### CONSEGNA
Le affermazioni seguenti concordano con il brano sul caso di Monica? Per ciascuna rispondi sì o no e riporta tra virgolette le parole decisive del brano: (a) Monica è nata il 21 ottobre 1969; (b) la Provincia di Trento ha affidato Monica ai coniugi H. con l'autorizzazione del Tribunale per i minorenni di Trento; (c) per l'adozione speciale la differenza di età fra gli adottanti e il bambino deve essere inferiore ai 45 anni.

### BRANO PROPOSTO
────────────────────────────────────────
Prospettive assistenziali, n. 11-12, luglio-dicembre 1970

 

 

ATTUALITÀ

 

FORMALISMO GIURIDICO E DIRITTI DEI BAMBINI SOLI

 

 

LA STORA DI MONICA

 

La sezione per i minorenni della Corte di Appello di Milano ha disposto con decreto del 12 ottobre 1970 l'adozione tradizionale ai coniu­gi H. della minore Monica D., figlia di ignoti, nata i1 21 ottobre 1969, che era in affidamento preadot­tivo a scopo di adozione speciale presso un'altra famiglia, i coniugi G.

 

 

CERCHIAMO ORA DI CAPIRE PERCHÉ MONICA È DIVENTATA UN OGGETTO DA SBALLOTTARE DA UNA PARTE ALL'ALTRA.

 

1969 i coniugi G. ed i coniugi H. presentano domanda di adozione speciale al Tribunale per i minorenni di Milano. Per l'adozione speciale la differenza di età fra gli adottanti e il bambino deve essere inferiore ai 45 anni. I coniugi H., che hanno 45 e 48 anni, rifiutano di adottare un bambino di 4 anni.

21 ottobre 1969. Nasce la bambina Moni­ca D., figlia di ignoti. Viene ricoverata presso il brefotrofio di Trento.

Marzo 1970. La Provincia di Trento, senza alcuna autorizzazione del Tribunale per i minorenni di Trento, affida Monica ai coniugi H.
────────────────────────────────────────
### DATI FORNITI

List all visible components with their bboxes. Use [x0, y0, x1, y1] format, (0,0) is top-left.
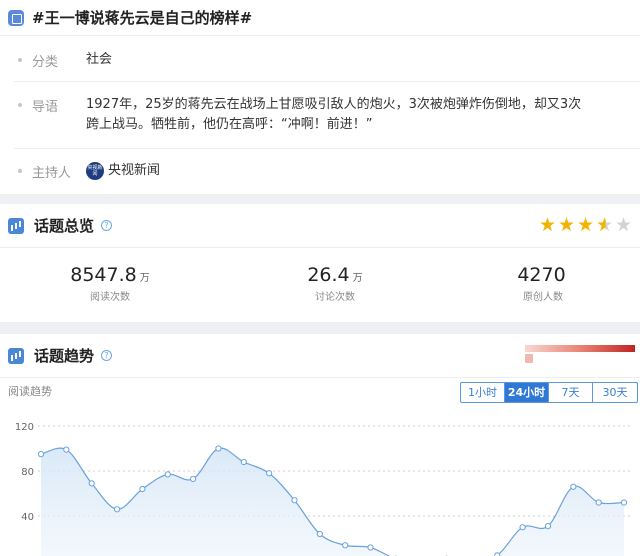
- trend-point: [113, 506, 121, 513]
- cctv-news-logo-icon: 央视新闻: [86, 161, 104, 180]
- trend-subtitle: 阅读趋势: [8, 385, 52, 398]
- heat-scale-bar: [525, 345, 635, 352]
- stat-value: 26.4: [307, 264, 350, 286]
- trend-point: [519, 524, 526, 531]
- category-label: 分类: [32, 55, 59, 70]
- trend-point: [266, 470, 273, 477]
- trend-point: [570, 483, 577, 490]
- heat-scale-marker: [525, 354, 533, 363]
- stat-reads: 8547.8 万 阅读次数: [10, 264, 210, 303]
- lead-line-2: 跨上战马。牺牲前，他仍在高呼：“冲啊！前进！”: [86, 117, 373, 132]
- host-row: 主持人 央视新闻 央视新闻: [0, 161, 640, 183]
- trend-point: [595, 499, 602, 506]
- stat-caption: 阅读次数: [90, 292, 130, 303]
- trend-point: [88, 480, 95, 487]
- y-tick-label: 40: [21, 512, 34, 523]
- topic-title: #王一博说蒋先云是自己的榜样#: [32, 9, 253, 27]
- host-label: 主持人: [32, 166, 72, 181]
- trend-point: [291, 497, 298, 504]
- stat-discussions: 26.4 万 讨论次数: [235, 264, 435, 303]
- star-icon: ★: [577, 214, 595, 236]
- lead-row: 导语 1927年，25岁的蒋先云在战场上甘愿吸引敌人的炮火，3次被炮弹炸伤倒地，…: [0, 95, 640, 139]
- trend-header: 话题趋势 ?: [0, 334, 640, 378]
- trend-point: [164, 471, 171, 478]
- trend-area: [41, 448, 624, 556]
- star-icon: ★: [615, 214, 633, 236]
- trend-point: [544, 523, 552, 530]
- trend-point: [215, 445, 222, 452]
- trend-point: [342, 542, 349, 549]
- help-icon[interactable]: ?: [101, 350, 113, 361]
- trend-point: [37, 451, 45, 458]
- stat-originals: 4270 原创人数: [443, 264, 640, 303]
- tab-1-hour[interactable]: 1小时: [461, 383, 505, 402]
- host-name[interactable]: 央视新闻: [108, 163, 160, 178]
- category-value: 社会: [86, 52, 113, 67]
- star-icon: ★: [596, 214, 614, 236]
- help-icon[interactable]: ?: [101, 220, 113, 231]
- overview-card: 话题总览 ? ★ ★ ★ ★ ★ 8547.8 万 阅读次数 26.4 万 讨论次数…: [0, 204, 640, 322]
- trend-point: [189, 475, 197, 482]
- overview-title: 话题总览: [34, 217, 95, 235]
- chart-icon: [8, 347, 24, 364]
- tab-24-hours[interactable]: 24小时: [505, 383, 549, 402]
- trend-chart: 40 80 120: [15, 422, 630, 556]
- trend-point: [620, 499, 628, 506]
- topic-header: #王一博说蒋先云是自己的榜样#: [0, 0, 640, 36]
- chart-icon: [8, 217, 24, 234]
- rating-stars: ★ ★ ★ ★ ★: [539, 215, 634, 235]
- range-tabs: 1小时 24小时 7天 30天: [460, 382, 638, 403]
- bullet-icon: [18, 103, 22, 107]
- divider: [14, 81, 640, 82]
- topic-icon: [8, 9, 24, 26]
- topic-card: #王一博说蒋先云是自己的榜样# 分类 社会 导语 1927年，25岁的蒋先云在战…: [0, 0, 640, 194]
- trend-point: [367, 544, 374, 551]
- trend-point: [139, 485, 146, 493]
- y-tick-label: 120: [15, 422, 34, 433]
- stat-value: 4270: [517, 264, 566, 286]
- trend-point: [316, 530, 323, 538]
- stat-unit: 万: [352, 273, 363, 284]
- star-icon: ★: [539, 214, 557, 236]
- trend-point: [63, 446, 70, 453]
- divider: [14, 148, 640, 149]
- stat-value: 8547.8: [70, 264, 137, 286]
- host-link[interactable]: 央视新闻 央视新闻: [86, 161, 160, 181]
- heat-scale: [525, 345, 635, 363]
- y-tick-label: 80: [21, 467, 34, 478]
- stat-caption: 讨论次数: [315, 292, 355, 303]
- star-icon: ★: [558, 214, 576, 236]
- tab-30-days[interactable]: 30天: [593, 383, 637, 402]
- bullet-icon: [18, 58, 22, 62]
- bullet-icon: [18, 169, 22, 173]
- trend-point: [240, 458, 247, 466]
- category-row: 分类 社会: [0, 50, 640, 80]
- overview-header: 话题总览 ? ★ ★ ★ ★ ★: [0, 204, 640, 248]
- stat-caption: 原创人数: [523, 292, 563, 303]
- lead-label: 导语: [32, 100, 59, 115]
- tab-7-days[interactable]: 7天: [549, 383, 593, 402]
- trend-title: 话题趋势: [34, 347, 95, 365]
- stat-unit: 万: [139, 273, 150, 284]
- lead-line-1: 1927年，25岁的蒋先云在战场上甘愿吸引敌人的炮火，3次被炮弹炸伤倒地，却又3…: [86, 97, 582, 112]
────────────────────────────────────────
### RISPOSTA
(a) Sì: "21 ottobre 1969. Nasce la bambina".
(b) No: "senza alcuna autorizzazione del Tribunale per i minorenni di Trento".
(c) Sì: "Per l'adozione speciale la differenza di età fra gli adottanti e il bambino deve essere inferiore ai 45 anni".